> _TASK DETAILS_
The records that follow are to be repeated without alteration.

> _LISTING_

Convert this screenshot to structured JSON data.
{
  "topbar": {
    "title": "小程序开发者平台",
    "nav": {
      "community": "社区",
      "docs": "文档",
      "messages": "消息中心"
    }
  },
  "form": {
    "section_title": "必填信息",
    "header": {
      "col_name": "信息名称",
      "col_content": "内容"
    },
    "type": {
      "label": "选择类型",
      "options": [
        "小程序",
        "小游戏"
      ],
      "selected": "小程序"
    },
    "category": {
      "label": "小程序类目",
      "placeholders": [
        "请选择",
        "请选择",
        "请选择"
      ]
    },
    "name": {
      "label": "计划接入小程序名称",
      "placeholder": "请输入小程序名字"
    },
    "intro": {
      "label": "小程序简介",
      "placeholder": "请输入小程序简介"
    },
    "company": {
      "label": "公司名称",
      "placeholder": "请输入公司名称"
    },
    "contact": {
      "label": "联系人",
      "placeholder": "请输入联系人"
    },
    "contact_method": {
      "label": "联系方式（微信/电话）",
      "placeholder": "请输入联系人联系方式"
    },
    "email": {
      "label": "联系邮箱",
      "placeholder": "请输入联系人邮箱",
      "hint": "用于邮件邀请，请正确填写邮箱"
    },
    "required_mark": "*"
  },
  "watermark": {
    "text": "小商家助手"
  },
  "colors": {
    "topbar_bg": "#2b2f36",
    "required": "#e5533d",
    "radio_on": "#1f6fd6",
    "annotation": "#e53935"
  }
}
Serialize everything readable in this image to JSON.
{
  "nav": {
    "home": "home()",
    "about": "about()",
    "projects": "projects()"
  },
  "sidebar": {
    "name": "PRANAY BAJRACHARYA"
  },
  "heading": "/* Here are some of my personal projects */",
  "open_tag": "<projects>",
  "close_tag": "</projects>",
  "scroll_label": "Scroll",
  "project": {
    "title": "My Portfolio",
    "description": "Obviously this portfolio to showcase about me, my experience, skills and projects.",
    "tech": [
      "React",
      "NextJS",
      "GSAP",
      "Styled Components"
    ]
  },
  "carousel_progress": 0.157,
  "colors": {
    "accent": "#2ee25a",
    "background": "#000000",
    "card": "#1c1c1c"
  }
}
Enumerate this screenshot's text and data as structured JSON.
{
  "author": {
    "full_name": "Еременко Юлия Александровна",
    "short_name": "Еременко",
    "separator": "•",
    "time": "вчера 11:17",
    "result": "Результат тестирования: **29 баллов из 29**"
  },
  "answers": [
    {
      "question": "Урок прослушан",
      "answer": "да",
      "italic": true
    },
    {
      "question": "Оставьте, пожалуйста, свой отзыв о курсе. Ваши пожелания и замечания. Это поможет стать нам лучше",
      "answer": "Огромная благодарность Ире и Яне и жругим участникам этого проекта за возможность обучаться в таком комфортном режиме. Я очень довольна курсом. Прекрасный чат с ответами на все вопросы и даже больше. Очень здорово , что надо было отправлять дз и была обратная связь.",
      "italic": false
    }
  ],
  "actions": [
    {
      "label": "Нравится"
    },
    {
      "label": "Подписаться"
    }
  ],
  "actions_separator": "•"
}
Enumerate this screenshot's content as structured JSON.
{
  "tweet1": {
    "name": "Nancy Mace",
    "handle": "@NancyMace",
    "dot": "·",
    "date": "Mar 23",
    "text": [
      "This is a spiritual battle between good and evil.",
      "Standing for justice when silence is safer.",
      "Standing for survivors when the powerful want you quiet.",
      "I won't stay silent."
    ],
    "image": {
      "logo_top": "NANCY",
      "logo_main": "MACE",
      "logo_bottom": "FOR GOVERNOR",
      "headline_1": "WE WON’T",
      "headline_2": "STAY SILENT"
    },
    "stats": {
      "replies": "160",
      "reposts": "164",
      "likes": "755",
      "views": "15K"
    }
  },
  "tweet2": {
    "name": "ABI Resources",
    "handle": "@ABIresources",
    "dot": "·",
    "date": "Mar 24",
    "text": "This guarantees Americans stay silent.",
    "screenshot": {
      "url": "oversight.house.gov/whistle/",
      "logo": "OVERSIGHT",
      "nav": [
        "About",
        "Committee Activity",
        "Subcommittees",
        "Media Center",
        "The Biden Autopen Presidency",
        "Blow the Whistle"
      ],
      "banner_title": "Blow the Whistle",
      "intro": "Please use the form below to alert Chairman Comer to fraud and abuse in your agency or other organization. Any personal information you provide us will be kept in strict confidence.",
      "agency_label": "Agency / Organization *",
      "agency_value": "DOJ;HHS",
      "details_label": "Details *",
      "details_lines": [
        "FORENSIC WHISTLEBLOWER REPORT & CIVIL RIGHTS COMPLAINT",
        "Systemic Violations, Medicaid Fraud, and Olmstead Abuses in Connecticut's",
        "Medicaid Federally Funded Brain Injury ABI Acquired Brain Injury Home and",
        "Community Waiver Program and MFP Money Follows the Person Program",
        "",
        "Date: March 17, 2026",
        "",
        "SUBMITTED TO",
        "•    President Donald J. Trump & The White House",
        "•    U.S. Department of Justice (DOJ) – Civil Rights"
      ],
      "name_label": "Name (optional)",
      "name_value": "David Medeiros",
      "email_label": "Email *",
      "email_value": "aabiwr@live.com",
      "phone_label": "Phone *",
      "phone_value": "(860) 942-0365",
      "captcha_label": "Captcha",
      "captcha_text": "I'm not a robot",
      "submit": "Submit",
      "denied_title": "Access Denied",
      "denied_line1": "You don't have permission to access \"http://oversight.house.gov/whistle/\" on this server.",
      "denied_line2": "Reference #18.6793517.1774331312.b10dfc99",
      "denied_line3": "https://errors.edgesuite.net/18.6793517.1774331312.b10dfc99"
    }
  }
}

> _REPLY TO THE EXERCISE_
Convert this screenshot to structured JSON data.
{
  "topbar": {
    "title": "小程序开发者平台",
    "nav": {
      "community": "社区",
      "docs": "文档",
      "messages": "消息中心"
    }
  },
  "form": {
    "section_title": "必填信息",
    "header": {
      "col_name": "信息名称",
      "col_content": "内容"
    },
    "type": {
      "label": "选择类型",
      "options": [
        "小程序",
        "小游戏"
      ],
      "selected": "小程序"
    },
    "category": {
      "label": "小程序类目",
      "placeholders": [
        "请选择",
        "请选择",
        "请选择"
      ]
    },
    "name": {
      "label": "计划接入小程序名称",
      "placeholder": "请输入小程序名字"
    },
    "intro": {
      "label": "小程序简介",
      "placeholder": "请输入小程序简介"
    },
    "company": {
      "label": "公司名称",
      "placeholder": "请输入公司名称"
    },
    "contact": {
      "label": "联系人",
      "placeholder": "请输入联系人"
    },
    "contact_method": {
      "label": "联系方式（微信/电话）",
      "placeholder": "请输入联系人联系方式"
    },
    "email": {
      "label": "联系邮箱",
      "placeholder": "请输入联系人邮箱",
      "hint": "用于邮件邀请，请正确填写邮箱"
    },
    "required_mark": "*"
  },
  "watermark": {
    "text": "小商家助手"
  },
  "colors": {
    "topbar_bg": "#2b2f36",
    "required": "#e5533d",
    "radio_on": "#1f6fd6",
    "annotation": "#e53935"
  }
}
Serialize everything readable in this image to JSON.
{
  "nav": {
    "home": "home()",
    "about": "about()",
    "projects": "projects()"
  },
  "sidebar": {
    "name": "PRANAY BAJRACHARYA"
  },
  "heading": "/* Here are some of my personal projects */",
  "open_tag": "<projects>",
  "close_tag": "</projects>",
  "scroll_label": "Scroll",
  "project": {
    "title": "My Portfolio",
    "description": "Obviously this portfolio to showcase about me, my experience, skills and projects.",
    "tech": [
      "React",
      "NextJS",
      "GSAP",
      "Styled Components"
    ]
  },
  "carousel_progress": 0.157,
  "colors": {
    "accent": "#2ee25a",
    "background": "#000000",
    "card": "#1c1c1c"
  }
}
Enumerate this screenshot's text and data as structured JSON.
{
  "author": {
    "full_name": "Еременко Юлия Александровна",
    "short_name": "Еременко",
    "separator": "•",
    "time": "вчера 11:17",
    "result": "Результат тестирования: **29 баллов из 29**"
  },
  "answers": [
    {
      "question": "Урок прослушан",
      "answer": "да",
      "italic": true
    },
    {
      "question": "Оставьте, пожалуйста, свой отзыв о курсе. Ваши пожелания и замечания. Это поможет стать нам лучше",
      "answer": "Огромная благодарность Ире и Яне и жругим участникам этого проекта за возможность обучаться в таком комфортном режиме. Я очень довольна курсом. Прекрасный чат с ответами на все вопросы и даже больше. Очень здорово , что надо было отправлять дз и была обратная связь.",
      "italic": false
    }
  ],
  "actions": [
    {
      "label": "Нравится"
    },
    {
      "label": "Подписаться"
    }
  ],
  "actions_separator": "•"
}
Enumerate this screenshot's content as structured JSON.
{
  "tweet1": {
    "name": "Nancy Mace",
    "handle": "@NancyMace",
    "dot": "·",
    "date": "Mar 23",
    "text": [
      "This is a spiritual battle between good and evil.",
      "Standing for justice when silence is safer.",
      "Standing for survivors when the powerful want you quiet.",
      "I won't stay silent."
    ],
    "image": {
      "logo_top": "NANCY",
      "logo_main": "MACE",
      "logo_bottom": "FOR GOVERNOR",
      "headline_1": "WE WON’T",
      "headline_2": "STAY SILENT"
    },
    "stats": {
      "replies": "160",
      "reposts": "164",
      "likes": "755",
      "views": "15K"
    }
  },
  "tweet2": {
    "name": "ABI Resources",
    "handle": "@ABIresources",
    "dot": "·",
    "date": "Mar 24",
    "text": "This guarantees Americans stay silent.",
    "screenshot": {
      "url": "oversight.house.gov/whistle/",
      "logo": "OVERSIGHT",
      "nav": [
        "About",
        "Committee Activity",
        "Subcommittees",
        "Media Center",
        "The Biden Autopen Presidency",
        "Blow the Whistle"
      ],
      "banner_title": "Blow the Whistle",
      "intro": "Please use the form below to alert Chairman Comer to fraud and abuse in your agency or other organization. Any personal information you provide us will be kept in strict confidence.",
      "agency_label": "Agency / Organization *",
      "agency_value": "DOJ;HHS",
      "details_label": "Details *",
      "details_lines": [
        "FORENSIC WHISTLEBLOWER REPORT & CIVIL RIGHTS COMPLAINT",
        "Systemic Violations, Medicaid Fraud, and Olmstead Abuses in Connecticut's",
        "Medicaid Federally Funded Brain Injury ABI Acquired Brain Injury Home and",
        "Community Waiver Program and MFP Money Follows the Person Program",
        "",
        "Date: March 17, 2026",
        "",
        "SUBMITTED TO",
        "•    President Donald J. Trump & The White House",
        "•    U.S. Department of Justice (DOJ) – Civil Rights"
      ],
      "name_label": "Name (optional)",
      "name_value": "David Medeiros",
      "email_label": "Email *",
      "email_value": "aabiwr@live.com",
      "phone_label": "Phone *",
      "phone_value": "(860) 942-0365",
      "captcha_label": "Captcha",
      "captcha_text": "I'm not a robot",
      "submit": "Submit",
      "denied_title": "Access Denied",
      "denied_line1": "You don't have permission to access \"http://oversight.house.gov/whistle/\" on this server.",
      "denied_line2": "Reference #18.6793517.1774331312.b10dfc99",
      "denied_line3": "https://errors.edgesuite.net/18.6793517.1774331312.b10dfc99"
    }
  }
}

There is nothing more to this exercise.